#### What you need to do
Scan the data below for the string "text". Copy every line where it appears.

Dataset entries
· · ·

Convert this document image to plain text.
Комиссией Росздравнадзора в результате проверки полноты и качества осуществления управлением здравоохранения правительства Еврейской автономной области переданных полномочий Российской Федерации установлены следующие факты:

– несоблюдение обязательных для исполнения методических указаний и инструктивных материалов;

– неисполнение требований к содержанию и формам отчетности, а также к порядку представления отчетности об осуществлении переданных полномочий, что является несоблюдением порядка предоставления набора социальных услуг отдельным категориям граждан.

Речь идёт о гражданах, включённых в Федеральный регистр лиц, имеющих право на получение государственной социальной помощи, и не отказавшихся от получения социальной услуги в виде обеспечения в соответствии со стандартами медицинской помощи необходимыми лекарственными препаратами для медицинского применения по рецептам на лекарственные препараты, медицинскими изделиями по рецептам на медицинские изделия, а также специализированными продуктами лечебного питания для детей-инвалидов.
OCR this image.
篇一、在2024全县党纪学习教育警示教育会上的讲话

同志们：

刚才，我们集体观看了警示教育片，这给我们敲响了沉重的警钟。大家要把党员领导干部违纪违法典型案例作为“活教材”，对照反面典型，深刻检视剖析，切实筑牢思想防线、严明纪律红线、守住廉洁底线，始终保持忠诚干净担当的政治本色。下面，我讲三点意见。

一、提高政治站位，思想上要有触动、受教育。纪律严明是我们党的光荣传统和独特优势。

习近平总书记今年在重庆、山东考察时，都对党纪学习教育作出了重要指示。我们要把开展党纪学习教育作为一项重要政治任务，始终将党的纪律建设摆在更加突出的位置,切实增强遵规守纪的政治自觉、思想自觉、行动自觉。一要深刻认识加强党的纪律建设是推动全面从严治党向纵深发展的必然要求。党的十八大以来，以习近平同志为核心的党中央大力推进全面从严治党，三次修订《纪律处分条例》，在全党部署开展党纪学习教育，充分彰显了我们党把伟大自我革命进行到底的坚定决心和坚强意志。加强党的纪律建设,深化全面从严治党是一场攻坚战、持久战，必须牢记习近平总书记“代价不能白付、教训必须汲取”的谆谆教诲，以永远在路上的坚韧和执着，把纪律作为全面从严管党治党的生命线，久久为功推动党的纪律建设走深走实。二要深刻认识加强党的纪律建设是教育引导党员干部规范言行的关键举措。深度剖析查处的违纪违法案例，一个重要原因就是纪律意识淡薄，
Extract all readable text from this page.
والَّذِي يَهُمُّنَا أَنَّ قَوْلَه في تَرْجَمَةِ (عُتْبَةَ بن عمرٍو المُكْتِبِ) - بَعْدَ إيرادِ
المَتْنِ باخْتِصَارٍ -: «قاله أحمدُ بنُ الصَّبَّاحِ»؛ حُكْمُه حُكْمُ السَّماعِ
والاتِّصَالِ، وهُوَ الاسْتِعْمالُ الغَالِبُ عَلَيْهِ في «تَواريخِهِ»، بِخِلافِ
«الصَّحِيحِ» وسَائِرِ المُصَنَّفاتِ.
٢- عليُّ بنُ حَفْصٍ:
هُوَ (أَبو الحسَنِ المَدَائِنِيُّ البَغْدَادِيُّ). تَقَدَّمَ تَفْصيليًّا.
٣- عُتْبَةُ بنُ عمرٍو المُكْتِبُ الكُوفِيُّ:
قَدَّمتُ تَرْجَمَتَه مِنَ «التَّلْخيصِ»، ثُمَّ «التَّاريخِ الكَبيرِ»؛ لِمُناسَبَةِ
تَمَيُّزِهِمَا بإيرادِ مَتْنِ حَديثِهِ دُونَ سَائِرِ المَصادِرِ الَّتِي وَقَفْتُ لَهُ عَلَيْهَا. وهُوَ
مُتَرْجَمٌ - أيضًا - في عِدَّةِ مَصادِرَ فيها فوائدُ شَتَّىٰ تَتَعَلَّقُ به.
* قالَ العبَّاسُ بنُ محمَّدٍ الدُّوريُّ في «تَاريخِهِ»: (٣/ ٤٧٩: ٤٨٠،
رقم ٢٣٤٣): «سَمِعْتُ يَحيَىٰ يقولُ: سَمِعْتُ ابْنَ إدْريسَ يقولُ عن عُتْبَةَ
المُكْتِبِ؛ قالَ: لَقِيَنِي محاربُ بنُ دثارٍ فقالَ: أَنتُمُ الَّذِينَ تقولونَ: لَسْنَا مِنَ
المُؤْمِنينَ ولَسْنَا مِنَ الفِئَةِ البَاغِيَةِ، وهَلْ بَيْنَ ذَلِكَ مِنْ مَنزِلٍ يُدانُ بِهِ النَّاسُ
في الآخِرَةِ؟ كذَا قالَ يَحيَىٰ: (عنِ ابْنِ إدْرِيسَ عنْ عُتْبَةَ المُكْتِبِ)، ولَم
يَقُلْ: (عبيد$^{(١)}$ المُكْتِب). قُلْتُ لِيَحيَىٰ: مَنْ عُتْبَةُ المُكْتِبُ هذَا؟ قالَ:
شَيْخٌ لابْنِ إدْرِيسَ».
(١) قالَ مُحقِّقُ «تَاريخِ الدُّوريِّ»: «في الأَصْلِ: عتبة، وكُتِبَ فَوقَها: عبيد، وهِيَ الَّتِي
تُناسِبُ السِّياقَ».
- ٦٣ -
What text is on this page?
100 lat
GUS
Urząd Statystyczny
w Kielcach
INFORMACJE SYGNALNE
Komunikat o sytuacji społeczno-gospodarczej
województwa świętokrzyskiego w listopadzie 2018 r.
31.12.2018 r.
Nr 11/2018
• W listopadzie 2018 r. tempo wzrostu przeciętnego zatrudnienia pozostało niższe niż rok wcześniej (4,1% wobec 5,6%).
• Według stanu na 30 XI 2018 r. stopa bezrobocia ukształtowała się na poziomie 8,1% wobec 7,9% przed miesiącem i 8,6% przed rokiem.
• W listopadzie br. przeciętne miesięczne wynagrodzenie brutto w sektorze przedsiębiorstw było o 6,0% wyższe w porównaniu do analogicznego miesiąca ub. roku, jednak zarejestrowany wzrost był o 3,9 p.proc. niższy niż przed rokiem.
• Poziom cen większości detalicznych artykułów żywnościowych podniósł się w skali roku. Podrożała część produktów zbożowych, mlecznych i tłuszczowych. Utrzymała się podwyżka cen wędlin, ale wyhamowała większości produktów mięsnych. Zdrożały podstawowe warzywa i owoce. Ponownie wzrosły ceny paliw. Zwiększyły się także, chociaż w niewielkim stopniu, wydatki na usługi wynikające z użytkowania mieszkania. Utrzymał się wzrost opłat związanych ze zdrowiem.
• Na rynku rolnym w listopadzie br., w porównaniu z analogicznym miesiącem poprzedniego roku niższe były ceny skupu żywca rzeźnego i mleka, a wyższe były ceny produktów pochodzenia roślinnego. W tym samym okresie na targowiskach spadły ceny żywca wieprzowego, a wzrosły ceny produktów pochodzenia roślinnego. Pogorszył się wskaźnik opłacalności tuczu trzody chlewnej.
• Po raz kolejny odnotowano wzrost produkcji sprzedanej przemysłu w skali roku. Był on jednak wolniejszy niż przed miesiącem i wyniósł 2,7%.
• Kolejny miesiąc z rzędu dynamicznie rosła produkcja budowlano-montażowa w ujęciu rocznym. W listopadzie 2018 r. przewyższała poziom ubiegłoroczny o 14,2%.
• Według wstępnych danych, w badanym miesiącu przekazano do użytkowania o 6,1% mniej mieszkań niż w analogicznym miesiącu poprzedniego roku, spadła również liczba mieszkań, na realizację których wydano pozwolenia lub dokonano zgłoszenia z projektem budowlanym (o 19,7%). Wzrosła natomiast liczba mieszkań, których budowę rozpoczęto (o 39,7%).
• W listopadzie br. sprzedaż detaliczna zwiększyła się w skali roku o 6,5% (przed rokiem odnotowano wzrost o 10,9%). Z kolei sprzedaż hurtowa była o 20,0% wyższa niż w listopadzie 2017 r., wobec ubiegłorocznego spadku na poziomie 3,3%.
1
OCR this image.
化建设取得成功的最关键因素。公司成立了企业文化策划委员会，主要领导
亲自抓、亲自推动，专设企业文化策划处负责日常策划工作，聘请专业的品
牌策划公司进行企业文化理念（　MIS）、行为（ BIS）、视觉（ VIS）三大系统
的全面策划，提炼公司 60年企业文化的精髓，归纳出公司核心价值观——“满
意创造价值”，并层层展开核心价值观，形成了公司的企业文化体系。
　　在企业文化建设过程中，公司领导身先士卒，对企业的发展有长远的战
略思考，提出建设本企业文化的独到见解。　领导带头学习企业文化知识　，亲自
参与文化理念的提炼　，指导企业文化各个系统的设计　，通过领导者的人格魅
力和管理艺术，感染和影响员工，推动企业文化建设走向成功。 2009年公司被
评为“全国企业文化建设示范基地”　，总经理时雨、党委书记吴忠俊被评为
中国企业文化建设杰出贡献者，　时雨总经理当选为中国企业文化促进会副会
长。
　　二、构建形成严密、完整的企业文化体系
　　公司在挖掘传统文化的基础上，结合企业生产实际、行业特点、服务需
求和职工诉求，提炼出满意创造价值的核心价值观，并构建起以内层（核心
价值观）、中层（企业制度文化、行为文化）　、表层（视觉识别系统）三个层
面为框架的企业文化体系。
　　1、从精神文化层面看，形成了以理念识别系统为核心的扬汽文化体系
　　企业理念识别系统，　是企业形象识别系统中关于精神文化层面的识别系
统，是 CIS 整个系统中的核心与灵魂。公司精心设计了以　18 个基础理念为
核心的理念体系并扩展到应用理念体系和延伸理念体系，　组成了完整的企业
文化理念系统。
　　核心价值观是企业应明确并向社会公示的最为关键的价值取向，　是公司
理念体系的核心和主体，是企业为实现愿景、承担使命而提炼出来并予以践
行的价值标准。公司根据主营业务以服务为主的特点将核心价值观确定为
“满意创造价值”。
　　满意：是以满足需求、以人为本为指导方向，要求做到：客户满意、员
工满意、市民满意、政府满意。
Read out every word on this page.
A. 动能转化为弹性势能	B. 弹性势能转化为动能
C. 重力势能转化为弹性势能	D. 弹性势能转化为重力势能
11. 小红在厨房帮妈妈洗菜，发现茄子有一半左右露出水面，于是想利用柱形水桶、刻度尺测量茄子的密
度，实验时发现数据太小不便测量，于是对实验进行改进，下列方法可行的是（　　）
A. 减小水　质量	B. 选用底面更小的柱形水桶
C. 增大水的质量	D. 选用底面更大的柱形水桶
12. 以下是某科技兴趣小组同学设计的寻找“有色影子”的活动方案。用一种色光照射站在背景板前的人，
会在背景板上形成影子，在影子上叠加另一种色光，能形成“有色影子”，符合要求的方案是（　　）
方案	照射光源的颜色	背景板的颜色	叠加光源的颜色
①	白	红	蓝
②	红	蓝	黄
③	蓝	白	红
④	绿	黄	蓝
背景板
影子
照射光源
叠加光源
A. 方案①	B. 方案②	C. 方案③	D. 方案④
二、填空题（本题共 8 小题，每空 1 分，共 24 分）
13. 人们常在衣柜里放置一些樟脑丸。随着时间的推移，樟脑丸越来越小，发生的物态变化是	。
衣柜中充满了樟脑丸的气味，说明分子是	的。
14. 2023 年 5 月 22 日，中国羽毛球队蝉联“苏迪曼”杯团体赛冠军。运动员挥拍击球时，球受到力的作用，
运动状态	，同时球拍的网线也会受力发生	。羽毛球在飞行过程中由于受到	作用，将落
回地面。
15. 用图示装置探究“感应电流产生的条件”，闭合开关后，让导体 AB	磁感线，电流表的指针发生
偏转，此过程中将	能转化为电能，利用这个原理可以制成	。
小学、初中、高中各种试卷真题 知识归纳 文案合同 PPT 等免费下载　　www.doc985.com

· · ·

#### Task response
Convert this document image to plain text.
Extract all readable text from this page.
What text is on this page?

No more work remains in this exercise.